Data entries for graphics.
......

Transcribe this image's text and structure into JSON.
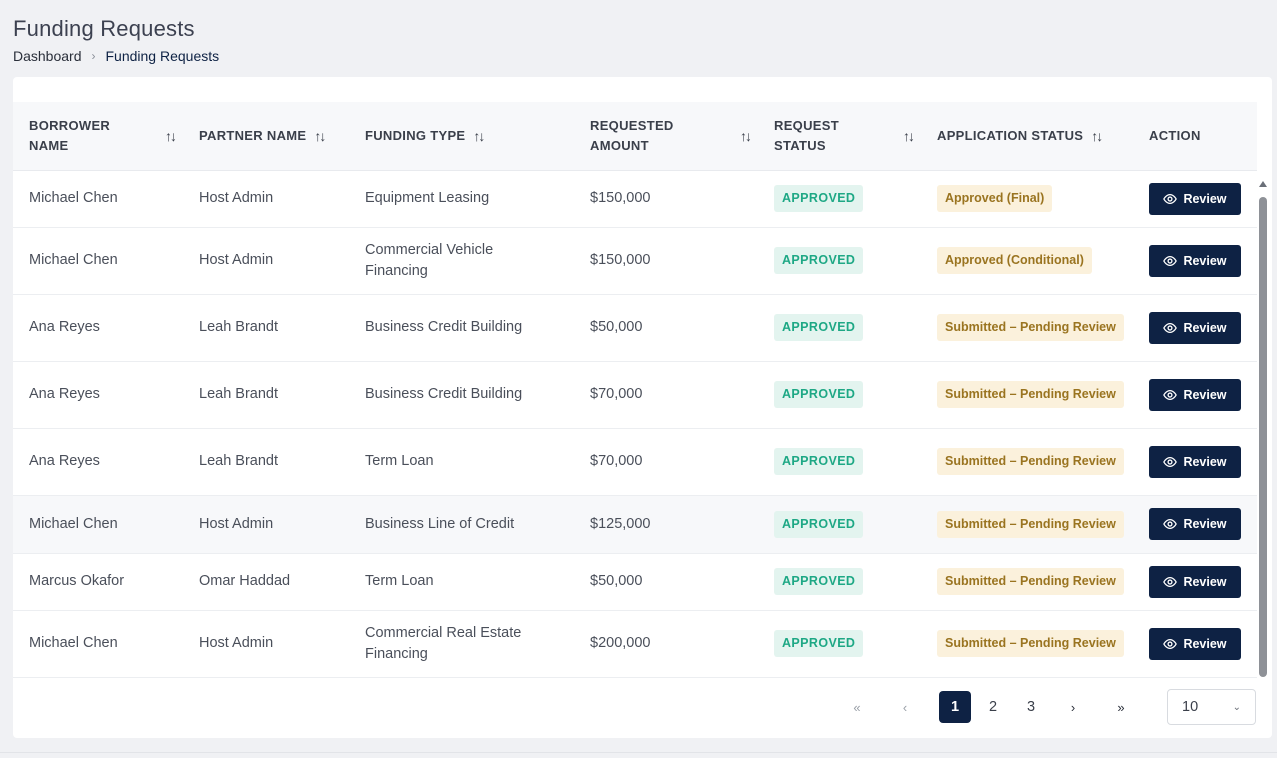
{
  "page": {
    "title": "Funding Requests",
    "breadcrumb": {
      "home": "Dashboard",
      "separator": "›",
      "current": "Funding Requests"
    }
  },
  "table": {
    "columns": [
      {
        "label": "BORROWER NAME",
        "sortable": true
      },
      {
        "label": "PARTNER NAME",
        "sortable": true
      },
      {
        "label": "FUNDING TYPE",
        "sortable": true
      },
      {
        "label": "REQUESTED AMOUNT",
        "sortable": true
      },
      {
        "label": "REQUEST STATUS",
        "sortable": true
      },
      {
        "label": "APPLICATION STATUS",
        "sortable": true
      },
      {
        "label": "ACTION",
        "sortable": false
      }
    ],
    "sort_icon": "sort-arrows-icon",
    "action_label": "Review",
    "rows": [
      {
        "borrower": "Michael Chen",
        "partner": "Host Admin",
        "funding_type": "Equipment Leasing",
        "amount": "$150,000",
        "request_status": "APPROVED",
        "application_status": "Approved (Final)"
      },
      {
        "borrower": "Michael Chen",
        "partner": "Host Admin",
        "funding_type": "Commercial Vehicle Financing",
        "amount": "$150,000",
        "request_status": "APPROVED",
        "application_status": "Approved (Conditional)"
      },
      {
        "borrower": "Ana Reyes",
        "partner": "Leah Brandt",
        "funding_type": "Business Credit Building",
        "amount": "$50,000",
        "request_status": "APPROVED",
        "application_status": "Submitted – Pending Review"
      },
      {
        "borrower": "Ana Reyes",
        "partner": "Leah Brandt",
        "funding_type": "Business Credit Building",
        "amount": "$70,000",
        "request_status": "APPROVED",
        "application_status": "Submitted – Pending Review"
      },
      {
        "borrower": "Ana Reyes",
        "partner": "Leah Brandt",
        "funding_type": "Term Loan",
        "amount": "$70,000",
        "request_status": "APPROVED",
        "application_status": "Submitted – Pending Review"
      },
      {
        "borrower": "Michael Chen",
        "partner": "Host Admin",
        "funding_type": "Business Line of Credit",
        "amount": "$125,000",
        "request_status": "APPROVED",
        "application_status": "Submitted – Pending Review"
      },
      {
        "borrower": "Marcus Okafor",
        "partner": "Omar Haddad",
        "funding_type": "Term Loan",
        "amount": "$50,000",
        "request_status": "APPROVED",
        "application_status": "Submitted – Pending Review"
      },
      {
        "borrower": "Michael Chen",
        "partner": "Host Admin",
        "funding_type": "Commercial Real Estate Financing",
        "amount": "$200,000",
        "request_status": "APPROVED",
        "application_status": "Submitted – Pending Review"
      }
    ]
  },
  "pagination": {
    "first": "«",
    "prev": "‹",
    "pages": [
      "1",
      "2",
      "3"
    ],
    "current": "1",
    "next": "›",
    "last": "»",
    "page_size": "10"
  },
  "colors": {
    "primary": "#0e2244",
    "approved_bg": "#e3f4ef",
    "approved_text": "#1ea885",
    "app_status_bg": "#fbf1dc",
    "app_status_text": "#9a7420"
  }
}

......

GIVEN REQUEST.
Copy the entries exactly. Leave out the images.

FINISHED ANSWER.
Transcribe this image's text and structure into JSON.
{
  "page": {
    "title": "Funding Requests",
    "breadcrumb": {
      "home": "Dashboard",
      "separator": "›",
      "current": "Funding Requests"
    }
  },
  "table": {
    "columns": [
      {
        "label": "BORROWER NAME",
        "sortable": true
      },
      {
        "label": "PARTNER NAME",
        "sortable": true
      },
      {
        "label": "FUNDING TYPE",
        "sortable": true
      },
      {
        "label": "REQUESTED AMOUNT",
        "sortable": true
      },
      {
        "label": "REQUEST STATUS",
        "sortable": true
      },
      {
        "label": "APPLICATION STATUS",
        "sortable": true
      },
      {
        "label": "ACTION",
        "sortable": false
      }
    ],
    "sort_icon": "sort-arrows-icon",
    "action_label": "Review",
    "rows": [
      {
        "borrower": "Michael Chen",
        "partner": "Host Admin",
        "funding_type": "Equipment Leasing",
        "amount": "$150,000",
        "request_status": "APPROVED",
        "application_status": "Approved (Final)"
      },
      {
        "borrower": "Michael Chen",
        "partner": "Host Admin",
        "funding_type": "Commercial Vehicle Financing",
        "amount": "$150,000",
        "request_status": "APPROVED",
        "application_status": "Approved (Conditional)"
      },
      {
        "borrower": "Ana Reyes",
        "partner": "Leah Brandt",
        "funding_type": "Business Credit Building",
        "amount": "$50,000",
        "request_status": "APPROVED",
        "application_status": "Submitted – Pending Review"
      },
      {
        "borrower": "Ana Reyes",
        "partner": "Leah Brandt",
        "funding_type": "Business Credit Building",
        "amount": "$70,000",
        "request_status": "APPROVED",
        "application_status": "Submitted – Pending Review"
      },
      {
        "borrower": "Ana Reyes",
        "partner": "Leah Brandt",
        "funding_type": "Term Loan",
        "amount": "$70,000",
        "request_status": "APPROVED",
        "application_status": "Submitted – Pending Review"
      },
      {
        "borrower": "Michael Chen",
        "partner": "Host Admin",
        "funding_type": "Business Line of Credit",
        "amount": "$125,000",
        "request_status": "APPROVED",
        "application_status": "Submitted – Pending Review"
      },
      {
        "borrower": "Marcus Okafor",
        "partner": "Omar Haddad",
        "funding_type": "Term Loan",
        "amount": "$50,000",
        "request_status": "APPROVED",
        "application_status": "Submitted – Pending Review"
      },
      {
        "borrower": "Michael Chen",
        "partner": "Host Admin",
        "funding_type": "Commercial Real Estate Financing",
        "amount": "$200,000",
        "request_status": "APPROVED",
        "application_status": "Submitted – Pending Review"
      }
    ]
  },
  "pagination": {
    "first": "«",
    "prev": "‹",
    "pages": [
      "1",
      "2",
      "3"
    ],
    "current": "1",
    "next": "›",
    "last": "»",
    "page_size": "10"
  },
  "colors": {
    "primary": "#0e2244",
    "approved_bg": "#e3f4ef",
    "approved_text": "#1ea885",
    "app_status_bg": "#fbf1dc",
    "app_status_text": "#9a7420"
  }
}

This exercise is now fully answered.